Exercise task ▸
In the data, extract each line that holds the string "content".

Material for the task ▸
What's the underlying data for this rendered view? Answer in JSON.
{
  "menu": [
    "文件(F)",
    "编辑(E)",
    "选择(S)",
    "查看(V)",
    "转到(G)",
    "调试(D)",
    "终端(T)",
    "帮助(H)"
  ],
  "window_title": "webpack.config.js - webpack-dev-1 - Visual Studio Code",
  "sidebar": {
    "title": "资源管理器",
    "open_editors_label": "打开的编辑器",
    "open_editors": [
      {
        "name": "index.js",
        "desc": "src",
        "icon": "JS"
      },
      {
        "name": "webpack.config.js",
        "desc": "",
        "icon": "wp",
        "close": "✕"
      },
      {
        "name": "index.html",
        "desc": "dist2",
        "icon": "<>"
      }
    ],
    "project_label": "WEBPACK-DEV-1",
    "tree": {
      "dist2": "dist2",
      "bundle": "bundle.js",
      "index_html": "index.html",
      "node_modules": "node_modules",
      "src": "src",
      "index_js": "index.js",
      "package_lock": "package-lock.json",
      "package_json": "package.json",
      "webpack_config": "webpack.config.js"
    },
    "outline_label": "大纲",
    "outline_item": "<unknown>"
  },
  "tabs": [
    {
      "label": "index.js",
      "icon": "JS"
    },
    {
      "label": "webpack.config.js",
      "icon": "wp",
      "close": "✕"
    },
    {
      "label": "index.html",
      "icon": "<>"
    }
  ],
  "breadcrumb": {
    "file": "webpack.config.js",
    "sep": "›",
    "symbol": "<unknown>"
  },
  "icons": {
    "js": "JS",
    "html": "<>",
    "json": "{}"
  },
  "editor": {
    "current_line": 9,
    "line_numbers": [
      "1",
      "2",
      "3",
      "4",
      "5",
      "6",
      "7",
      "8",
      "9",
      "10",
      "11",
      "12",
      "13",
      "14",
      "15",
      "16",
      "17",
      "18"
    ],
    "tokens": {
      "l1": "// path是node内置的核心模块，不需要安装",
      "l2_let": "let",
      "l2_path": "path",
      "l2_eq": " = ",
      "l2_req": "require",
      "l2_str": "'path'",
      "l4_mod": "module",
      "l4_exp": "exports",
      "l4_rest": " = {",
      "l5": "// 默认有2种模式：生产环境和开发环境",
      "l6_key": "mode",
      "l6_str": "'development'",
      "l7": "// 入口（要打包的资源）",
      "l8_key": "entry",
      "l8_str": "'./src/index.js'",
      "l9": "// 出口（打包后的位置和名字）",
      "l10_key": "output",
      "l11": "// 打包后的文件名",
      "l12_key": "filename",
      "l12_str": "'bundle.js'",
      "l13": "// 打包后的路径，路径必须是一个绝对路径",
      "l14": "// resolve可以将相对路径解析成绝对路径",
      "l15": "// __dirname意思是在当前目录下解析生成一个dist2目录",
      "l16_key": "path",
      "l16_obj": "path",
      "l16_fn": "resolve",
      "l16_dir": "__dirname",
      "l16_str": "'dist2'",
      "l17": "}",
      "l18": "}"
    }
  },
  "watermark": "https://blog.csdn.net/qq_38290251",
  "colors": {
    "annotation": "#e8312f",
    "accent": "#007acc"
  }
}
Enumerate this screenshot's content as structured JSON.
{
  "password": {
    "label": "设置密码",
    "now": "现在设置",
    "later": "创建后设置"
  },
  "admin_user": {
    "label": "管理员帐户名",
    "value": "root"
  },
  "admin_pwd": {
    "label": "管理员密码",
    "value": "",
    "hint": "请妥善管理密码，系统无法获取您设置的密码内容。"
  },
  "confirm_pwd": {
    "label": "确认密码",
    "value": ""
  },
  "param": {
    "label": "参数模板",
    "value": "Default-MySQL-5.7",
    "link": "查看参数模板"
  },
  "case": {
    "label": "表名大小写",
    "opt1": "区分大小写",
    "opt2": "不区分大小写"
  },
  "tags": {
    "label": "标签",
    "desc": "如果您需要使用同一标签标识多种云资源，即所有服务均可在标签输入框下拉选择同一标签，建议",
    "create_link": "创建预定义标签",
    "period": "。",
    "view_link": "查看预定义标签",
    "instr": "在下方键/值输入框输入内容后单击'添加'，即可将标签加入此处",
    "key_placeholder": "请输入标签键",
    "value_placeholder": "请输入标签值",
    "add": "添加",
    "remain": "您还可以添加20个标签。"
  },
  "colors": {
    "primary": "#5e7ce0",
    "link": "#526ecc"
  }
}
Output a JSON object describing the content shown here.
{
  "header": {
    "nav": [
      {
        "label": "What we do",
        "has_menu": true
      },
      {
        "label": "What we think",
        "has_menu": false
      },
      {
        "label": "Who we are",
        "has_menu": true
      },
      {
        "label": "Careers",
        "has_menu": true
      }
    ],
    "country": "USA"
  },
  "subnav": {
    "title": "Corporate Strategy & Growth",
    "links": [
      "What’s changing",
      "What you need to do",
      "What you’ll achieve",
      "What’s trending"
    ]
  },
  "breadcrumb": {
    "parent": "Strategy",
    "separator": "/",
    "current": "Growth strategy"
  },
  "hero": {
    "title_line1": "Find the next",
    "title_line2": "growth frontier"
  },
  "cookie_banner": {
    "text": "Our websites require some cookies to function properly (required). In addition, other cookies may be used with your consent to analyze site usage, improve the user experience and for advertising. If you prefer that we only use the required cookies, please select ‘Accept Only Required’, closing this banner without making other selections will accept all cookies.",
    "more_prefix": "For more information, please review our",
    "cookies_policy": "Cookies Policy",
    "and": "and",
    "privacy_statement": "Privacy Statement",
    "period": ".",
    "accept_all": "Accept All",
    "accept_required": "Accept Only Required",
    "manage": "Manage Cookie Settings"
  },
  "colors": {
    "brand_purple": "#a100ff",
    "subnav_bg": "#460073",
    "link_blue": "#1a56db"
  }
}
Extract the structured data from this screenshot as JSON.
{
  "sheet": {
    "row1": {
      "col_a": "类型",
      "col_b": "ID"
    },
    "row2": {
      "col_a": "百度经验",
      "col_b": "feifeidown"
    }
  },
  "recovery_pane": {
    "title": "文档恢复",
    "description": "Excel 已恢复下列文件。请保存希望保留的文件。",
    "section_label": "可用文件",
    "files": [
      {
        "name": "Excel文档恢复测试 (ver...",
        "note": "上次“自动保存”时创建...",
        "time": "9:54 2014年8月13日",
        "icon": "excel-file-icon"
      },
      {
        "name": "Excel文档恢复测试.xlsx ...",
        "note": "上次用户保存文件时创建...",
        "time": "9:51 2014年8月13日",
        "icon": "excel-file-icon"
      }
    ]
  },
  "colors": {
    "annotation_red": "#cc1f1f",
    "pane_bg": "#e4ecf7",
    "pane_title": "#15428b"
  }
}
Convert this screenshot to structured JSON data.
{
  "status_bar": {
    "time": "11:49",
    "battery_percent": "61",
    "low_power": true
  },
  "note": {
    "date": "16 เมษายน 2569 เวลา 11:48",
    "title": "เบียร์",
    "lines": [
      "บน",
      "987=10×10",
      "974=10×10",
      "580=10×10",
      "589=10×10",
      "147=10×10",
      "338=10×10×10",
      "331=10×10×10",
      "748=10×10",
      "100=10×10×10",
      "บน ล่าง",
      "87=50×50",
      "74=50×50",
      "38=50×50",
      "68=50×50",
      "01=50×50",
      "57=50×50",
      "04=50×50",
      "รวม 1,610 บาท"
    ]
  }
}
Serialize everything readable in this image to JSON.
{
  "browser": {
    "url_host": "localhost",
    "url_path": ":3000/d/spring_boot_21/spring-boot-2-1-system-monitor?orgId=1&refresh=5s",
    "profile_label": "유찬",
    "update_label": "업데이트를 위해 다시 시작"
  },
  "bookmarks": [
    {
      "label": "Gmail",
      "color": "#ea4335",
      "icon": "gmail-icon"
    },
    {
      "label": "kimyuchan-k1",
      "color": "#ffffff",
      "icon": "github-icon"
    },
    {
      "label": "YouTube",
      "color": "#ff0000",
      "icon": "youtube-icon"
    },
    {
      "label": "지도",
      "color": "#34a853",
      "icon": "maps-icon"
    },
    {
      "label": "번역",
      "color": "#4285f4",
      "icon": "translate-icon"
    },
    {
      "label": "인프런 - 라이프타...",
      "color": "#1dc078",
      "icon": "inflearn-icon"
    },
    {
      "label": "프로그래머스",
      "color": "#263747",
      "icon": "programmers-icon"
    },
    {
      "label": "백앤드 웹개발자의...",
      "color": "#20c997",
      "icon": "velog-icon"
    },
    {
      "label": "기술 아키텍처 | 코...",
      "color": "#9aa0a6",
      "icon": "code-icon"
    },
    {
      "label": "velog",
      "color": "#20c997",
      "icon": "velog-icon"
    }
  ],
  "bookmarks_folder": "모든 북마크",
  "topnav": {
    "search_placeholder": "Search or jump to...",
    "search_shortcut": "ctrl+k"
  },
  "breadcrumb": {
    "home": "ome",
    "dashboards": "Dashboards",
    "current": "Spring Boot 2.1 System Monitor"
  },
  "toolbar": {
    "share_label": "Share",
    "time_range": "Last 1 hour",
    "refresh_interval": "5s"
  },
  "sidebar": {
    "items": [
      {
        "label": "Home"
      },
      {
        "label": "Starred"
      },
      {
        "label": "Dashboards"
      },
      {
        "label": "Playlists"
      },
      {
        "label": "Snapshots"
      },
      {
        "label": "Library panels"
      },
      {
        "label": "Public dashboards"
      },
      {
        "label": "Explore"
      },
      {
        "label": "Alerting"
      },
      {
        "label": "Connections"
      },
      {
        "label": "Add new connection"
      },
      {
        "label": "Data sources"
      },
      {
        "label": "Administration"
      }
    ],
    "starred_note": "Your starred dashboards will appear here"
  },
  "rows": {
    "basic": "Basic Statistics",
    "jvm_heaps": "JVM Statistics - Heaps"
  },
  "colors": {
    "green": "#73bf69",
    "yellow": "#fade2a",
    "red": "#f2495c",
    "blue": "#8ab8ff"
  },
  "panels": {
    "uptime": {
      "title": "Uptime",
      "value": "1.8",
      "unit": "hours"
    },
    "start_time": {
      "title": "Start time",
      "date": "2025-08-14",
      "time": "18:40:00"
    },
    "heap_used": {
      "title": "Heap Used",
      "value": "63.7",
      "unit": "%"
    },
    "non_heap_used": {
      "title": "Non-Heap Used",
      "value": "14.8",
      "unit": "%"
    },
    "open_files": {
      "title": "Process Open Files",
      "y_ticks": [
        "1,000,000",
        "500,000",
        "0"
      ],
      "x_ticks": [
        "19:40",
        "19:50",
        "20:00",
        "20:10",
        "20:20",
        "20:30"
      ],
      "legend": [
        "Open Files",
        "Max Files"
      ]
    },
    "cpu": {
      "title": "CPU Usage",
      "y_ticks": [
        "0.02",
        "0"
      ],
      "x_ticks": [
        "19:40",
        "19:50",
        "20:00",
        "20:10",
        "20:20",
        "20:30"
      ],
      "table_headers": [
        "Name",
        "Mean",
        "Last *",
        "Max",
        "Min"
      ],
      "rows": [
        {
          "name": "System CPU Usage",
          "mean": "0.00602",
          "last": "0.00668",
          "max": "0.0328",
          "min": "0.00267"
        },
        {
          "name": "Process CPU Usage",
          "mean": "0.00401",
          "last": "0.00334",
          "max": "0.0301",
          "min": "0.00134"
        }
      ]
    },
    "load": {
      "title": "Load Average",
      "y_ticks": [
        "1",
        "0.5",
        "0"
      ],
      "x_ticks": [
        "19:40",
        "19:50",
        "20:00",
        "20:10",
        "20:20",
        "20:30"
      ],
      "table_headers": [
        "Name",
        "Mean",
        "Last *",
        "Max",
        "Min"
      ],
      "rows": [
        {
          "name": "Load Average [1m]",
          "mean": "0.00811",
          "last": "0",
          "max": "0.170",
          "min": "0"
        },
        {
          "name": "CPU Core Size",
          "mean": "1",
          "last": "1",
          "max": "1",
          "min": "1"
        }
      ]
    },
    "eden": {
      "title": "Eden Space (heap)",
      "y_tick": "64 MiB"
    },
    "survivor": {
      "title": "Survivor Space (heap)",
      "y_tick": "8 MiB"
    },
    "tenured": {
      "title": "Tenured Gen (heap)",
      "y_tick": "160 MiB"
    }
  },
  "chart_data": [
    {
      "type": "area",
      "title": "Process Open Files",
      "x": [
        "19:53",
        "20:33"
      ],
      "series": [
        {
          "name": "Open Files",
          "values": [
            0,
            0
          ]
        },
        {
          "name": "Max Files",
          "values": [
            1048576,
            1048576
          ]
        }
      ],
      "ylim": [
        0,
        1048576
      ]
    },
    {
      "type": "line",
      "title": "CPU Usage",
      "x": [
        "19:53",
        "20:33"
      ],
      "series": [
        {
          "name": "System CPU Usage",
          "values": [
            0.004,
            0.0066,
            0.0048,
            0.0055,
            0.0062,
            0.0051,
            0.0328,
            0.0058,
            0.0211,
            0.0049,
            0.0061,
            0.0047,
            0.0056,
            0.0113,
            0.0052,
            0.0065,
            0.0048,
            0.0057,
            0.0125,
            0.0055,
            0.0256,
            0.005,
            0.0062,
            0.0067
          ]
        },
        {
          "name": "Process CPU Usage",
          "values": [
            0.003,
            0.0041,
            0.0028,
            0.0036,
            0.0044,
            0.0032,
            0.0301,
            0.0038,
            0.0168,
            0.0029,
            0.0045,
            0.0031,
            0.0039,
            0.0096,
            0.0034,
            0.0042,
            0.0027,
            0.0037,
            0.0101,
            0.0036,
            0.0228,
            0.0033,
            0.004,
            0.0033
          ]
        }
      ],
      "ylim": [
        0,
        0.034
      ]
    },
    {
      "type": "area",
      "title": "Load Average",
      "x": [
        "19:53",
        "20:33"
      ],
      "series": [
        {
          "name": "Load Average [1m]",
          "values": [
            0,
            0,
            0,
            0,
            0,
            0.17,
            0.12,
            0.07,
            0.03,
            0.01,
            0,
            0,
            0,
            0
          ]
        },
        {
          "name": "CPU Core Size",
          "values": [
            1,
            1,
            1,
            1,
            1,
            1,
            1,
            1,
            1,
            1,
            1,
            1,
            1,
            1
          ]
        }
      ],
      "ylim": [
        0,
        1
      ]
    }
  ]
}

Answer to the task ▸
Enumerate this screenshot's content as structured JSON.
Output a JSON object describing the content shown here.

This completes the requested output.